TEXTAUSZUG |
○ ○ ○ ○ ○ ○ ○
09. 03. 2008: Gummis 89. Geburtstag - Erinnerungen an meinen Papi

  • Am 09. 03. 1919 geboren, würde mein lieber Papi, der Gummi also morgen 89! :geburtstag:


    An seinem letzten Geburtstag hier auf dieser Erde, dem 09. 03. 2002, war er gerade einen Tag lang im Pflegeheim in Soltau, nachdem er im Krankenhaus sich einigermaßen von verschiedensten Alterserscheinungen erholt hatte. Einigermaßen, denn übrig geblieben war ein Häufchen Elend, kraftlos - Aber er versuchte mir und Lothar Thiel (der mit seiner Frau Gudrun ebenfalls zum Gratulieren gekommen war) wortlos zu zeigen, dass er sich freute. Auf seinem Bett im Zweibettzimmer liegend, genoss er den Besuch, die Zuwendung.


    Drei Jahre zuvor noch, zu seinem 80., entschwand er - mit letzter Kraft - wie jedes Jahr in den sonnigen Süden: Formentera. Er liebte alles andere als einen riesigen Aufstand um seinen Geburtstag, lehnte alle Geschenke und Glückwünsche immer ab. Allerdings rief er regelmäßig am 09. auch bei mir und bei meiner Mutter an, damit wir ihm gratulieren konnten. War es, weil er wusste, wie wichtig uns das war, oder war ihm letztendlich das Nicht - Vergessen - Werden selbst wichtig? Es war eine eigenartige Mischung!
○ ○ ○ ○ ○ ○ ○
BEREITGESTELLTE DATEN |
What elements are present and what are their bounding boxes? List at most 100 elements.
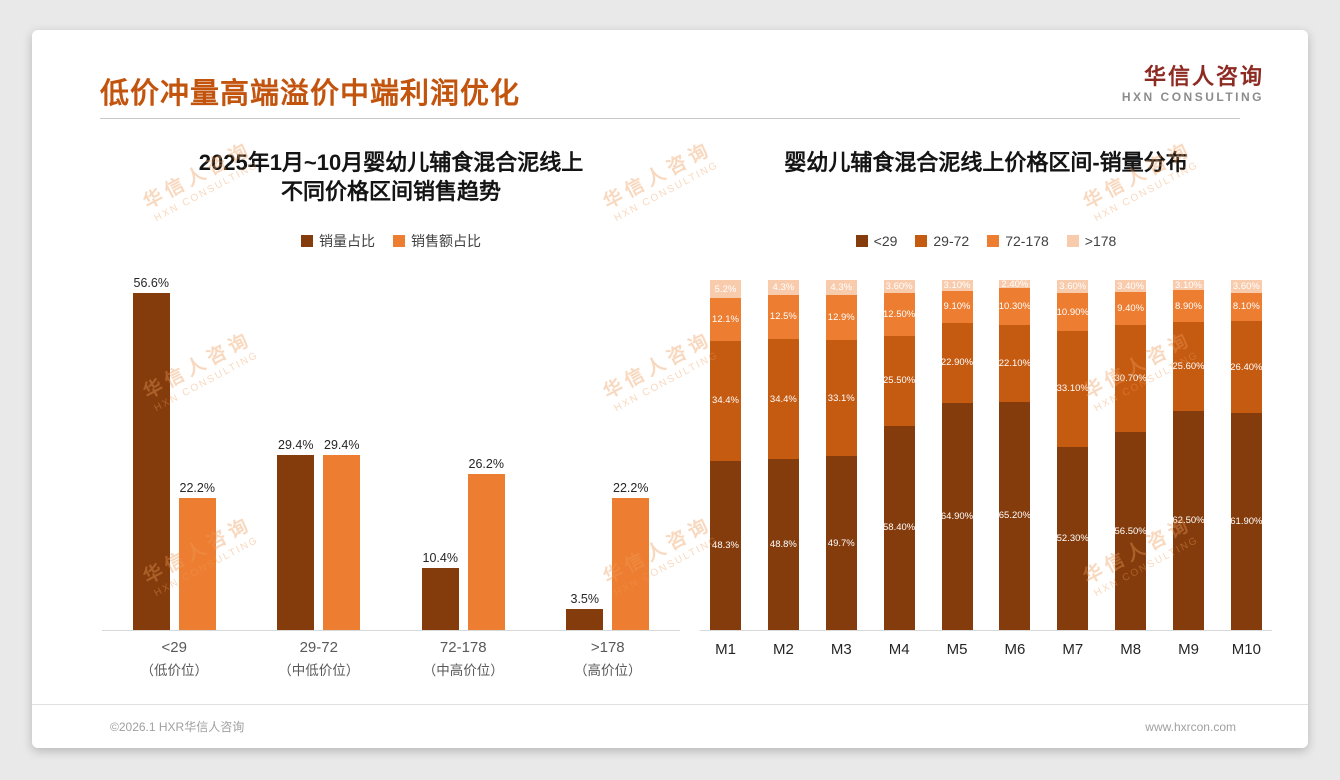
○ ○ ○ ○ ○ ○ ○
DEINE AUFGABEN |
A – Wohin reiste Gummi laut Textauszug zu seinem 80. Geburtstag?
B – Erkläre anhand des Textauszugs, warum Gummi an seinem Geburtstag regelmäßig bei den Angehörigen anrief, die dort genannt werden.
C – Setze den Textauszug über Gummis Geburtstage nach seinem letzten Satz fort.
Die Daten spielen hierfür keine Rolle.

DIE LÖSUNGEN |
A – Nach Formentera.

B – Er rief an, damit sie ihm gratulieren konnten. Das tat er, obwohl er Geschenke und Glückwünsche sonst immer ablehnte.

C –
    Papi war nie ein Mensch großer Worte. In Gesellschaften benötigte er immer einen geduldigen Gesprächspartner. Aber auf seinen Reisen, seinen einsamen Wanderungen entstanden Gedanken, die er später verschriftlichte und als Buch herausgab.


    Eine dieser Gedankenwanderungen soll hier veröffentlicht werden:


    G e d u l d s s p i e l


    Dem Namen nach heißen sie alle Kioske, Bar oder Restaurante. Der äußeren Art nach sind sie alle Strand - Imbissbuden. Alles äußerst primitiv: Eine Bude, ein Kleinbus, Gartenmöbel und ein paar Bambusmatten als Schattenspender. Wenige Meter entfernt rattert ein Stromaggregat.


    Aber alles relativ sauber, und was Theke und Küche zu bieten haben, ist gut. Und es befindet sich am rechten Ort. Kein Wunder, dass stets reger Besuch herrscht, zumal in der Mittagszeit. - Ich unterbreche also kurz vor 12 Uhr meinen Strandaufenthalt und lasse mich erwartungsvoll in einem grünen Plastiksessel nieder. - Wenig Betrieb heute, stelle ich befriedigt fest in der Hoffnung auf rasche Bedienung. Die wenigen Gäste schlürfen ihre Getränke. Aus der Küche dringt herrlicher Duft von Gebratenem.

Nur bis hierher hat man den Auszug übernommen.